Exercise details :: Exactly as written, return all the data, leaving its pictures behind.
= = = =
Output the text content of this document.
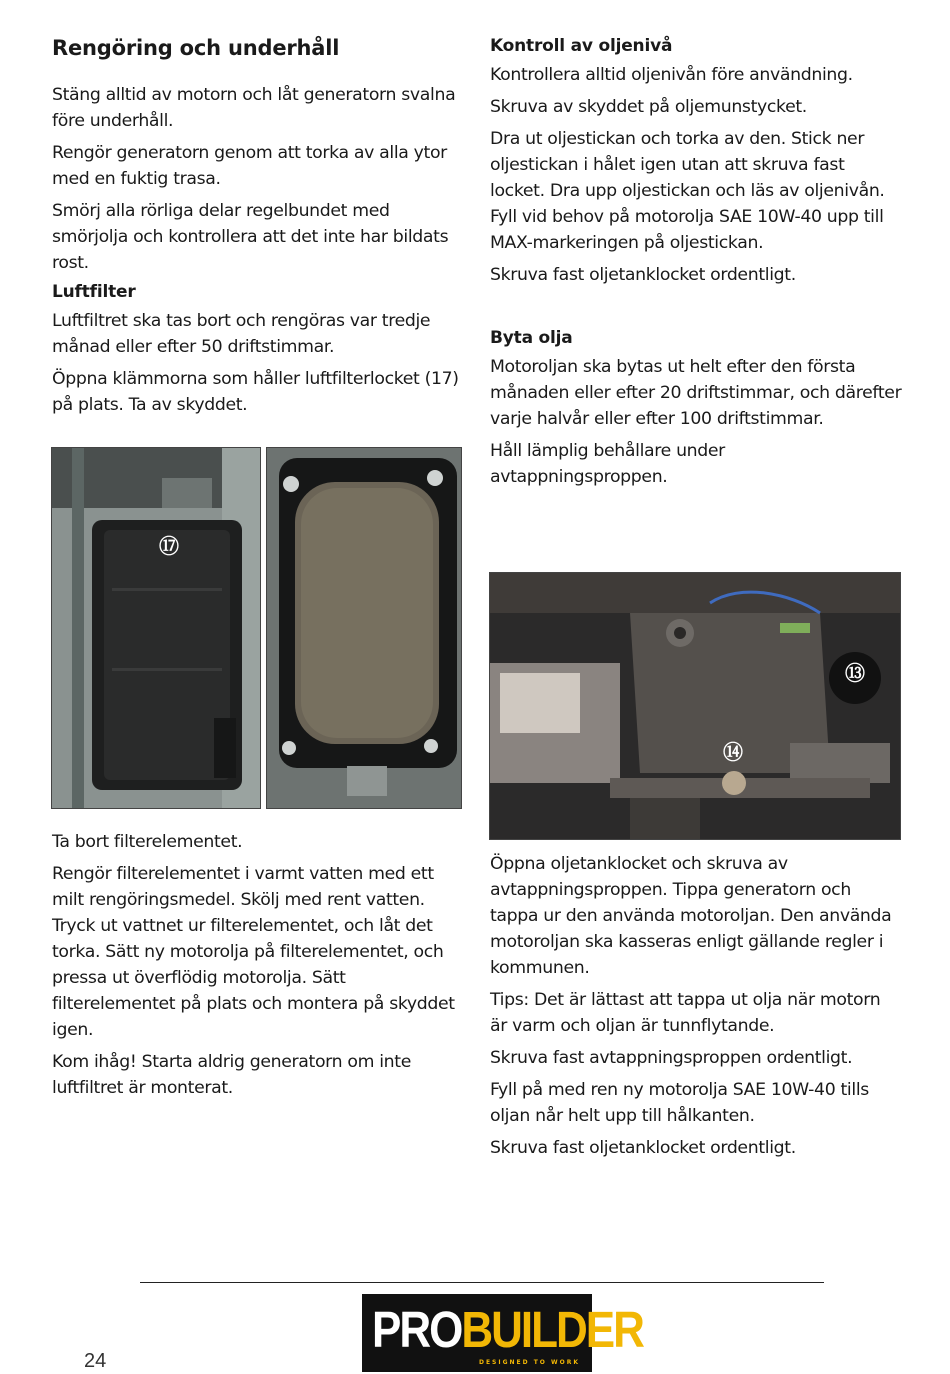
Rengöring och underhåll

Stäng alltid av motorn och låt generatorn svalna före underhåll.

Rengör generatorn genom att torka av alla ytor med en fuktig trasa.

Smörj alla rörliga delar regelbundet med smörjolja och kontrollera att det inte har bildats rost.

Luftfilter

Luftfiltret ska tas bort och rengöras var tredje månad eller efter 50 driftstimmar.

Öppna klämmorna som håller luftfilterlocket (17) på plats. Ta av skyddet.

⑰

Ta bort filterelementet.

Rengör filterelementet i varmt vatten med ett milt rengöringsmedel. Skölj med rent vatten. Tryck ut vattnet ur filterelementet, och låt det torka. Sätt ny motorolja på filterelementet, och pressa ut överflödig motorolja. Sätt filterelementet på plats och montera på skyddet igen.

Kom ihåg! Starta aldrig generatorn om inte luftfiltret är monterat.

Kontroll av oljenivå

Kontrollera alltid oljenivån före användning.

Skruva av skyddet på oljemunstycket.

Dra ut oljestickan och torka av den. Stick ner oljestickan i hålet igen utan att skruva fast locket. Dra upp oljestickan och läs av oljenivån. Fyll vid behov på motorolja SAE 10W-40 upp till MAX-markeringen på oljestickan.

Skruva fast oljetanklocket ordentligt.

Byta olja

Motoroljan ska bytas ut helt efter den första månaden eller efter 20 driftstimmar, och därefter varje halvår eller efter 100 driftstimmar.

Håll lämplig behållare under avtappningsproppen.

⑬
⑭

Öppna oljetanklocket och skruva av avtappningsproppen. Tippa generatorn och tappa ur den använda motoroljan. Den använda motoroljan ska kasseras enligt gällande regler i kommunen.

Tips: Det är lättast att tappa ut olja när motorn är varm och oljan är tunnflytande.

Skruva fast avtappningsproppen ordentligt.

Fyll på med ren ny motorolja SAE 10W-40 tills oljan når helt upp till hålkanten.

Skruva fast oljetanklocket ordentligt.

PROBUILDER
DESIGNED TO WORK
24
= = = =
Your response ::
Output the text content of this document.
Rengöring och underhåll

Stäng alltid av motorn och låt generatorn svalna före underhåll.

Rengör generatorn genom att torka av alla ytor med en fuktig trasa.

Smörj alla rörliga delar regelbundet med smörjolja och kontrollera att det inte har bildats rost.

Luftfilter

Luftfiltret ska tas bort och rengöras var tredje månad eller efter 50 driftstimmar.

Öppna klämmorna som håller luftfilterlocket (17) på plats. Ta av skyddet.

⑰

Ta bort filterelementet.

Rengör filterelementet i varmt vatten med ett milt rengöringsmedel. Skölj med rent vatten. Tryck ut vattnet ur filterelementet, och låt det torka. Sätt ny motorolja på filterelementet, och pressa ut överflödig motorolja. Sätt filterelementet på plats och montera på skyddet igen.

Kom ihåg! Starta aldrig generatorn om inte luftfiltret är monterat.

Kontroll av oljenivå

Kontrollera alltid oljenivån före användning.

Skruva av skyddet på oljemunstycket.

Dra ut oljestickan och torka av den. Stick ner oljestickan i hålet igen utan att skruva fast locket. Dra upp oljestickan och läs av oljenivån. Fyll vid behov på motorolja SAE 10W-40 upp till MAX-markeringen på oljestickan.

Skruva fast oljetanklocket ordentligt.

Byta olja

Motoroljan ska bytas ut helt efter den första månaden eller efter 20 driftstimmar, och därefter varje halvår eller efter 100 driftstimmar.

Håll lämplig behållare under avtappningsproppen.

⑬
⑭

Öppna oljetanklocket och skruva av avtappningsproppen. Tippa generatorn och tappa ur den använda motoroljan. Den använda motoroljan ska kasseras enligt gällande regler i kommunen.

Tips: Det är lättast att tappa ut olja när motorn är varm och oljan är tunnflytande.

Skruva fast avtappningsproppen ordentligt.

Fyll på med ren ny motorolja SAE 10W-40 tills oljan når helt upp till hålkanten.

Skruva fast oljetanklocket ordentligt.

PROBUILDER
DESIGNED TO WORK
24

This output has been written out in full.